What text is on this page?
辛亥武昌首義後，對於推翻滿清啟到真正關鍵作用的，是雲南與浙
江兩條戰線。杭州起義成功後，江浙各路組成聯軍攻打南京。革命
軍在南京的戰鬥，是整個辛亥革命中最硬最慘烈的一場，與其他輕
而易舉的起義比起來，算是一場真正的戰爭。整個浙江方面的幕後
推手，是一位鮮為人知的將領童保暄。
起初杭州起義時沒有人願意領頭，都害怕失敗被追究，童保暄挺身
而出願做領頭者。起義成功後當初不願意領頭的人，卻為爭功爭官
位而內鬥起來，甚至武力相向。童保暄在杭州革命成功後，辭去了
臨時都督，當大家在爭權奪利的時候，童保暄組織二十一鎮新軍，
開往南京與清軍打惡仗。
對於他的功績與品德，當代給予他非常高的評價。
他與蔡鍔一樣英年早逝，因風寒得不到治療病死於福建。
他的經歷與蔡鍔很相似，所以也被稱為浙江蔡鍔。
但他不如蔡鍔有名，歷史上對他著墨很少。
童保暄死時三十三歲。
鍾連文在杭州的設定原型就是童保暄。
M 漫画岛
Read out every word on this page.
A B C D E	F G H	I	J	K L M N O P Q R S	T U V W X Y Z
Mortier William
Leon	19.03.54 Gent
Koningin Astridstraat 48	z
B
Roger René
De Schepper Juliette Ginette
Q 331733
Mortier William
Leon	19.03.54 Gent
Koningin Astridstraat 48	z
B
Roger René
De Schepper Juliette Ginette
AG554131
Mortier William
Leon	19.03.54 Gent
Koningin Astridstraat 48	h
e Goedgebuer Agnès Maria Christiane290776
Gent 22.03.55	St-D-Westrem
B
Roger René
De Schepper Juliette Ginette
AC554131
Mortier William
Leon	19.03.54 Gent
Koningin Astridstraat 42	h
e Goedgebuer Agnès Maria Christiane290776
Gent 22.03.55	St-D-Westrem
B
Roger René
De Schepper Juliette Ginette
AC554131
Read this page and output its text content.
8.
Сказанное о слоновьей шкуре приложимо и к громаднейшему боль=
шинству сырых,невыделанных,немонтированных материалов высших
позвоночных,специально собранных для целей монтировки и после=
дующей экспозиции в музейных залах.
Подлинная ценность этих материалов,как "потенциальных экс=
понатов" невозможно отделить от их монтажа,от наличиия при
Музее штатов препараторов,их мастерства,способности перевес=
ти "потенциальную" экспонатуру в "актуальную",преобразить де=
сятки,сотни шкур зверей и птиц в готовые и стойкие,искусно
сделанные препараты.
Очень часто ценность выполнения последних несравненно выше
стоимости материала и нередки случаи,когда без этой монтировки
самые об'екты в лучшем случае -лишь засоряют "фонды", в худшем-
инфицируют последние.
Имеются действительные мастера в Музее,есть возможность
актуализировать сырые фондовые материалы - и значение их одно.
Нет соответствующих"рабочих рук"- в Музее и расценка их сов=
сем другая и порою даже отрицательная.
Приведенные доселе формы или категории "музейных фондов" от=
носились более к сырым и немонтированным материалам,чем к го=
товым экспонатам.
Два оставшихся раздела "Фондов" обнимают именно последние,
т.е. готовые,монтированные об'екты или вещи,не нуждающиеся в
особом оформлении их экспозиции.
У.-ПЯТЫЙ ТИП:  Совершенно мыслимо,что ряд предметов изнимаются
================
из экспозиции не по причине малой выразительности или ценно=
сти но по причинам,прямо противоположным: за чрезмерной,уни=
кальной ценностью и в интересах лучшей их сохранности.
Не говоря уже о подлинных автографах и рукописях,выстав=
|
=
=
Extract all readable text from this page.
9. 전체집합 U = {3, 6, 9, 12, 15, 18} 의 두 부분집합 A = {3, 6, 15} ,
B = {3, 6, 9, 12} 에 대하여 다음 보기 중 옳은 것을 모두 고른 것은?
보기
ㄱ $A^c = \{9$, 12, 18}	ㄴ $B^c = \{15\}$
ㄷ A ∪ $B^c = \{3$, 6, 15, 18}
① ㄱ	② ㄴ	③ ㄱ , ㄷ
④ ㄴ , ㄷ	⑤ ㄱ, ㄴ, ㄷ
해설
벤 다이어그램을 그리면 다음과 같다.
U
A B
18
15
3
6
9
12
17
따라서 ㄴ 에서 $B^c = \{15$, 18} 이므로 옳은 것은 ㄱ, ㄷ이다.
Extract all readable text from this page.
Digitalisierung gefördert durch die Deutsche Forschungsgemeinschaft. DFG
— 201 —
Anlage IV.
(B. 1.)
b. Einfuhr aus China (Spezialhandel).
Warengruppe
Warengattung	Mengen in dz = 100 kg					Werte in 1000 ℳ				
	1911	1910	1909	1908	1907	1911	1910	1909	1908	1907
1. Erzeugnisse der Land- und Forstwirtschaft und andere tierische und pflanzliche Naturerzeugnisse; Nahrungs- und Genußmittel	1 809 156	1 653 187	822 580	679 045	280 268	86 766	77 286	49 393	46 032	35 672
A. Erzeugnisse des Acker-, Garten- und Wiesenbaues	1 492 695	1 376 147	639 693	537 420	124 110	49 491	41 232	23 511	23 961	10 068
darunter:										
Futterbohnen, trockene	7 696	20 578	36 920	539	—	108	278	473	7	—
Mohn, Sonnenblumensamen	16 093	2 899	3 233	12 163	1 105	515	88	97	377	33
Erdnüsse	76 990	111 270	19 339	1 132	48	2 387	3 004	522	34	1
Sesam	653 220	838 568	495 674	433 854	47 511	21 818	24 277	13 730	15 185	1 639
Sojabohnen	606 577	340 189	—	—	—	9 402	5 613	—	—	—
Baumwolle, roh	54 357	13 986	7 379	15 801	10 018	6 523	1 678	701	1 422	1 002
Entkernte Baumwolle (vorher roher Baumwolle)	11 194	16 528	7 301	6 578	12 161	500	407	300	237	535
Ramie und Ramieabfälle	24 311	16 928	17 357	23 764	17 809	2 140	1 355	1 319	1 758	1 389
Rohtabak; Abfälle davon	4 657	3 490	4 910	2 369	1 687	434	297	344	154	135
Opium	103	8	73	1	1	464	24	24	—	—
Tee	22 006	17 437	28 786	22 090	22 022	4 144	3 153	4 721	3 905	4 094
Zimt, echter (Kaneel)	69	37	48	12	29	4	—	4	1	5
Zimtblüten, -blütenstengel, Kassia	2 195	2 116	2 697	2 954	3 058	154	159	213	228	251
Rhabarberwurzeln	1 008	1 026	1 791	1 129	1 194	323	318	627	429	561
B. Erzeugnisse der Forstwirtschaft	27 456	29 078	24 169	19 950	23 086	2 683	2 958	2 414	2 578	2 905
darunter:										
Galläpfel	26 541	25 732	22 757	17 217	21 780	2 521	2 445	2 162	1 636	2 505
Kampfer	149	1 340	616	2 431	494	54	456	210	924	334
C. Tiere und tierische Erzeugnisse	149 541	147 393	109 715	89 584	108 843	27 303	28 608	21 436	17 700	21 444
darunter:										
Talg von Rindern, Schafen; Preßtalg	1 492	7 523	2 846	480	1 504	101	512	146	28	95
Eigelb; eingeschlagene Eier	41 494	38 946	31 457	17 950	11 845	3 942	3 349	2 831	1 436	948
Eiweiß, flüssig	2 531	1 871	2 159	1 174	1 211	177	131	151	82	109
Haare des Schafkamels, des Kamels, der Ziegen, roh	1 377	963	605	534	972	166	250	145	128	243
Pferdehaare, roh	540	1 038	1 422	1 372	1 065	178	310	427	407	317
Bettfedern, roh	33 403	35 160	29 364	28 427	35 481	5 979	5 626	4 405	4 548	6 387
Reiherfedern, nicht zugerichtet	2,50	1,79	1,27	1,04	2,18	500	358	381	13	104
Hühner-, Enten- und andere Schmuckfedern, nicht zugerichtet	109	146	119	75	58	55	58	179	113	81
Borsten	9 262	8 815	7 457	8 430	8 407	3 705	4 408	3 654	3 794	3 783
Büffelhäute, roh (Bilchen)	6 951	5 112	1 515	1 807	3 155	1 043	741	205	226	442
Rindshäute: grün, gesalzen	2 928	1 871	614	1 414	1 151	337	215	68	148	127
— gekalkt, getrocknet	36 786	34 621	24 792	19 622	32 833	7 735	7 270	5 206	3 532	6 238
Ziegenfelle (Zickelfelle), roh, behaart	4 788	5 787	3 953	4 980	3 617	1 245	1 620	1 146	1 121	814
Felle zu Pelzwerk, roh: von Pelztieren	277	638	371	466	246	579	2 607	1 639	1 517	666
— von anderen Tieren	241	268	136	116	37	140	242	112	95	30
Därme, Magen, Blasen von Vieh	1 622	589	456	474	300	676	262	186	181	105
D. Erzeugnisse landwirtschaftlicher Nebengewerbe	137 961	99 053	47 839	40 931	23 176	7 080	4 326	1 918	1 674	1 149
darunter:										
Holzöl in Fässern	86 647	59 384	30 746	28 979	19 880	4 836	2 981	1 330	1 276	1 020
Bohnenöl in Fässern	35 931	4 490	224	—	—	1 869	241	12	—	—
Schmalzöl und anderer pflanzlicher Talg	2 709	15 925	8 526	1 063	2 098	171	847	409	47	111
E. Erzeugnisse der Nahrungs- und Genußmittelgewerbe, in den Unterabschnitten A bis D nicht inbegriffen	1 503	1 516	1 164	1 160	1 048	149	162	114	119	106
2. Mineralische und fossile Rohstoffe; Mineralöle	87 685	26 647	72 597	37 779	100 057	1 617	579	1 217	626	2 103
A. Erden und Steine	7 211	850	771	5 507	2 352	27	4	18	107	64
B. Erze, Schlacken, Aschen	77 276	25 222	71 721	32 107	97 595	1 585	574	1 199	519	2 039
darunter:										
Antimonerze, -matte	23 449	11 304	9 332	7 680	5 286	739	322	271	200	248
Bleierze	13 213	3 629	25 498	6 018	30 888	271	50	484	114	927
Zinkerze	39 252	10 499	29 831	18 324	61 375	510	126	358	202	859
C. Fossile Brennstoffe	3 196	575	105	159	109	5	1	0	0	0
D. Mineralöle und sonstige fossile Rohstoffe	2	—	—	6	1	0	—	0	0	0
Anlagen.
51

> _SET TASK_
Copy each line from the records above that includes the string "Rohstoffe".

> _COMPLETED TASK_
2. Mineralische und fossile Rohstoffe; Mineralöle	87 685	26 647	72 597	37 779	100 057	1 617	579	1 217	626	2 103
D. Mineralöle und sonstige fossile Rohstoffe	2	—	—	6	1	0	—	0	0	0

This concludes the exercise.